State how many lines of the entries include the string "test", please, leaving out everything but the number.

====== DATA FOR PROCESSING ======

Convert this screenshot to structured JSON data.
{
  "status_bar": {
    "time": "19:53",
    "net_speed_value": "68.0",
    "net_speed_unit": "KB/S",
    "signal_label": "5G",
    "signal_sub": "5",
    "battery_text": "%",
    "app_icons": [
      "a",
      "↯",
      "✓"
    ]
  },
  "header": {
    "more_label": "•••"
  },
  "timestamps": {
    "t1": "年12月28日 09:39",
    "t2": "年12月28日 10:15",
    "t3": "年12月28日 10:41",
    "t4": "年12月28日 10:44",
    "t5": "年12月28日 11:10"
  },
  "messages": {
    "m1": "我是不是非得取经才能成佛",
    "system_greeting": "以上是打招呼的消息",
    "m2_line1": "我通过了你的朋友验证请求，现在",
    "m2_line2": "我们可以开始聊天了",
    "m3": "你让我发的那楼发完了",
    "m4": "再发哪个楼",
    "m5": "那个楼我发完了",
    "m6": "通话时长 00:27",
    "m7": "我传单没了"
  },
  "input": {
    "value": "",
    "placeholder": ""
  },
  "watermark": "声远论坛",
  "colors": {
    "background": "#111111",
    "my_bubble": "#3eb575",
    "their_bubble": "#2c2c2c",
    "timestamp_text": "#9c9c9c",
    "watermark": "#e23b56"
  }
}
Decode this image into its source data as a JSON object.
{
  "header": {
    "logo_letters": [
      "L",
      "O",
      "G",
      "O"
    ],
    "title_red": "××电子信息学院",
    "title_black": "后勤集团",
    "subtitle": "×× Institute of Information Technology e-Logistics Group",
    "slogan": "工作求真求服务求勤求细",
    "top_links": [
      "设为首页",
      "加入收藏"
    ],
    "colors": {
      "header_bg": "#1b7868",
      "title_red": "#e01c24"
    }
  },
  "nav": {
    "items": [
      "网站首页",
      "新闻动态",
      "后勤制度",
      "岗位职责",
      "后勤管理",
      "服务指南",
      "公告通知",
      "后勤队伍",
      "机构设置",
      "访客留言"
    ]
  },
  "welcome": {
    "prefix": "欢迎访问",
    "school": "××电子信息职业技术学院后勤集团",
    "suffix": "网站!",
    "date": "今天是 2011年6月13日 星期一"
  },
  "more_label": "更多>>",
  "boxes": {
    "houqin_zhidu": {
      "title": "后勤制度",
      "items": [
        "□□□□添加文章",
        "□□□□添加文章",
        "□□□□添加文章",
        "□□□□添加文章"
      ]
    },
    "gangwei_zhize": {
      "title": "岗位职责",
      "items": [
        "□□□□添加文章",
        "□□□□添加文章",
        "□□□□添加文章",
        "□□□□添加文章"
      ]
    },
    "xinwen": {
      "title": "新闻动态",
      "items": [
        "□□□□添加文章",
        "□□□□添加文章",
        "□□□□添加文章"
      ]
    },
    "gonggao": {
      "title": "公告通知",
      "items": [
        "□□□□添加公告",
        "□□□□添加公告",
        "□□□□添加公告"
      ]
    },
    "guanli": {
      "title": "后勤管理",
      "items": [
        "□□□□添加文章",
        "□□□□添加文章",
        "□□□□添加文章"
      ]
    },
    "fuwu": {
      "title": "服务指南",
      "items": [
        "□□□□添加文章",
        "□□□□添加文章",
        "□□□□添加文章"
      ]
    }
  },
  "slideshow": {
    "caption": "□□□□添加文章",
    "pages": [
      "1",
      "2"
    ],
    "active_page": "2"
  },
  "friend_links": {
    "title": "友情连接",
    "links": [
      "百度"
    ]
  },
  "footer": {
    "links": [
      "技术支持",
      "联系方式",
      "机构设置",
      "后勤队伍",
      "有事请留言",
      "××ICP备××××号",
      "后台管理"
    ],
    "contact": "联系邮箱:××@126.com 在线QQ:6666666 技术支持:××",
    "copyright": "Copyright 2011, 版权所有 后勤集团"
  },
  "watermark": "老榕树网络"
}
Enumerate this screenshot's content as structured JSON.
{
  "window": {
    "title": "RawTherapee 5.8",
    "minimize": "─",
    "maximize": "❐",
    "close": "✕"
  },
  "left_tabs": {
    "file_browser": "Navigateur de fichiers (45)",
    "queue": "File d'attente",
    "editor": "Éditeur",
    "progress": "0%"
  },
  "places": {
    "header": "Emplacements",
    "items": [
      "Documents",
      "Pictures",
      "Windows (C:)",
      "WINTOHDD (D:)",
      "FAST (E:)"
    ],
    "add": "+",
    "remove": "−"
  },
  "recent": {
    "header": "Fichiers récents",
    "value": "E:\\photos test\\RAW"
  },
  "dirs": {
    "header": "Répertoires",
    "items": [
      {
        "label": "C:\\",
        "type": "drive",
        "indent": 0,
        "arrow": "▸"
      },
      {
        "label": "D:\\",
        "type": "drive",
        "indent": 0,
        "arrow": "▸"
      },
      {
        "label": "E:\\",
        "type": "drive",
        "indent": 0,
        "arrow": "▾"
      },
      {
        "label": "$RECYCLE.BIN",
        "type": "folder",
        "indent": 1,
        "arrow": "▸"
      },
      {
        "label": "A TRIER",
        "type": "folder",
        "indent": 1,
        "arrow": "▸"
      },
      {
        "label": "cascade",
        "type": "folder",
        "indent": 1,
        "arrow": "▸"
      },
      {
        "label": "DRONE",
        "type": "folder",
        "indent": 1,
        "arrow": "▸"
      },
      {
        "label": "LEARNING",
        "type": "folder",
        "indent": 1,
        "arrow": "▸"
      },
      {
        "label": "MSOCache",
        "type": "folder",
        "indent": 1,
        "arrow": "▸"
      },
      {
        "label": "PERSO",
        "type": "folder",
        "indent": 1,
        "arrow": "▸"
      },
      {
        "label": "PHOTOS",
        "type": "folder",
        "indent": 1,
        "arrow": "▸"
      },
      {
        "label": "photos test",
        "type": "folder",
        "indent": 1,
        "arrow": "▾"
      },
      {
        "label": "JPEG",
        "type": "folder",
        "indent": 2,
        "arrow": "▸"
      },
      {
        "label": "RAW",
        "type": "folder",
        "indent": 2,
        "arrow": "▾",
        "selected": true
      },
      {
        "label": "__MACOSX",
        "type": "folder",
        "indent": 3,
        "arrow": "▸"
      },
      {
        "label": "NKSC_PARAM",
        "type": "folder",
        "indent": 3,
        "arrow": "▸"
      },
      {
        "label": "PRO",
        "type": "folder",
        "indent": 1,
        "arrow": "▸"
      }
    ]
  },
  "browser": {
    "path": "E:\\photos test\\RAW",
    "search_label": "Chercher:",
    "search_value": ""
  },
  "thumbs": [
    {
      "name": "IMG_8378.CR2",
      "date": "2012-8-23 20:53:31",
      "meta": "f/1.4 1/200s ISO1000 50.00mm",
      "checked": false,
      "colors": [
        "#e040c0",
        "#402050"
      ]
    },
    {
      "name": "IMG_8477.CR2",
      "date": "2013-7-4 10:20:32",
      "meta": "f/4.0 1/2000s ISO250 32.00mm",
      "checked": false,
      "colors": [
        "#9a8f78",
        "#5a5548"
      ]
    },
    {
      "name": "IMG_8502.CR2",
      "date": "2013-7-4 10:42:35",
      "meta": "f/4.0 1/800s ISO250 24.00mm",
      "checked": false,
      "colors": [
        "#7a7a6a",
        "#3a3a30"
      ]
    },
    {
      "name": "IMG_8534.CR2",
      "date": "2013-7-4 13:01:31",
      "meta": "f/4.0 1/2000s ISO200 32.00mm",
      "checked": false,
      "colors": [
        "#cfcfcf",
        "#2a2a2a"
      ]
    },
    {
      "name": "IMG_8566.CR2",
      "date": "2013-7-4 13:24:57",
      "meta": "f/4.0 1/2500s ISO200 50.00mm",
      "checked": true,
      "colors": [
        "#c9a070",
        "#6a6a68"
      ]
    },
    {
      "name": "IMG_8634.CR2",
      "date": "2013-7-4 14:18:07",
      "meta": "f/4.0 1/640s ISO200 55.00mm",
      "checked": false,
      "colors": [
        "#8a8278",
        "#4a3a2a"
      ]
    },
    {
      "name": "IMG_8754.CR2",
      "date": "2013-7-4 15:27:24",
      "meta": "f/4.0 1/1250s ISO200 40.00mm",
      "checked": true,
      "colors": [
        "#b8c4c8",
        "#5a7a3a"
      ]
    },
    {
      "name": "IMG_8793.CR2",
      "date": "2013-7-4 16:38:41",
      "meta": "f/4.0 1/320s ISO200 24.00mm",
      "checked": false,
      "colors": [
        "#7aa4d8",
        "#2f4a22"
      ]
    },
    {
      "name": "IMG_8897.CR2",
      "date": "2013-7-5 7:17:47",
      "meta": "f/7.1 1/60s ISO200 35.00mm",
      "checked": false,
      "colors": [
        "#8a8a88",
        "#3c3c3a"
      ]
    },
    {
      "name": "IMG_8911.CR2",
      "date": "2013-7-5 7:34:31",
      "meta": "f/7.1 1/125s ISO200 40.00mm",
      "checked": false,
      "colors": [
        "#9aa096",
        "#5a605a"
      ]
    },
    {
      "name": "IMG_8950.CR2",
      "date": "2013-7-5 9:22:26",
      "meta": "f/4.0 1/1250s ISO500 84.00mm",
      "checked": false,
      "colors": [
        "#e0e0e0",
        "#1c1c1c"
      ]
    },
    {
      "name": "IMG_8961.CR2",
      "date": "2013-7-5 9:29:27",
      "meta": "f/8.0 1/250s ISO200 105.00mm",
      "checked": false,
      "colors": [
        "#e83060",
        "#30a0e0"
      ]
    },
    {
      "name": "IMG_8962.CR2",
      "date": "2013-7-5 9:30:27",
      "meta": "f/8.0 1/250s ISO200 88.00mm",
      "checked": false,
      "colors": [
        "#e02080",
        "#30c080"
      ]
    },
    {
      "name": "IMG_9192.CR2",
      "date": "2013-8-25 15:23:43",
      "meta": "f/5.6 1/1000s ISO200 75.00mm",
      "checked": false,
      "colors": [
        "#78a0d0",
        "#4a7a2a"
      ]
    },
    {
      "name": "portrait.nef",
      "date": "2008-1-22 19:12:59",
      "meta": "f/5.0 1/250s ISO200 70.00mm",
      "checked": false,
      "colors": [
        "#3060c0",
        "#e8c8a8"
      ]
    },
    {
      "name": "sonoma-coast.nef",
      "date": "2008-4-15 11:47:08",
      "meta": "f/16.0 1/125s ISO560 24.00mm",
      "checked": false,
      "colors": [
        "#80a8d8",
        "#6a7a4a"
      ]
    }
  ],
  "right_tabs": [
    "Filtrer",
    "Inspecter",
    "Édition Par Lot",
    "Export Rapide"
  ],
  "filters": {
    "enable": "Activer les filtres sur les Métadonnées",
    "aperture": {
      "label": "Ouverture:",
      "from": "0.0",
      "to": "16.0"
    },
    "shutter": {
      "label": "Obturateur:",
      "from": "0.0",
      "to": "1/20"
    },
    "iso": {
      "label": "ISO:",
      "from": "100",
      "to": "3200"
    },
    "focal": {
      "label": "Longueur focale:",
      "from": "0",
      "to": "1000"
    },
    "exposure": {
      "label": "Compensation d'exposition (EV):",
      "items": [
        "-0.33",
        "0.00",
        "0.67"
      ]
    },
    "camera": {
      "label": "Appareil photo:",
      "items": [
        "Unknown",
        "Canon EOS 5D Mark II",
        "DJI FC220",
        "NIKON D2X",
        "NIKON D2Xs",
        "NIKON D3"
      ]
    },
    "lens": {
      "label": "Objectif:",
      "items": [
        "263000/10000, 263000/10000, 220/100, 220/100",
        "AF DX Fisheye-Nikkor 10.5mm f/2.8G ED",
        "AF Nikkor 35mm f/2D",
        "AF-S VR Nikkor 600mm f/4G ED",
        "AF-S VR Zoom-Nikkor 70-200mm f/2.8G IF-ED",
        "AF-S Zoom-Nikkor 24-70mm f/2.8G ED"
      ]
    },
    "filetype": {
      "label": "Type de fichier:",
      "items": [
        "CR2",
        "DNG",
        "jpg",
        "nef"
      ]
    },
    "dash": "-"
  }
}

======

## [SOLVED EXERCISE]
3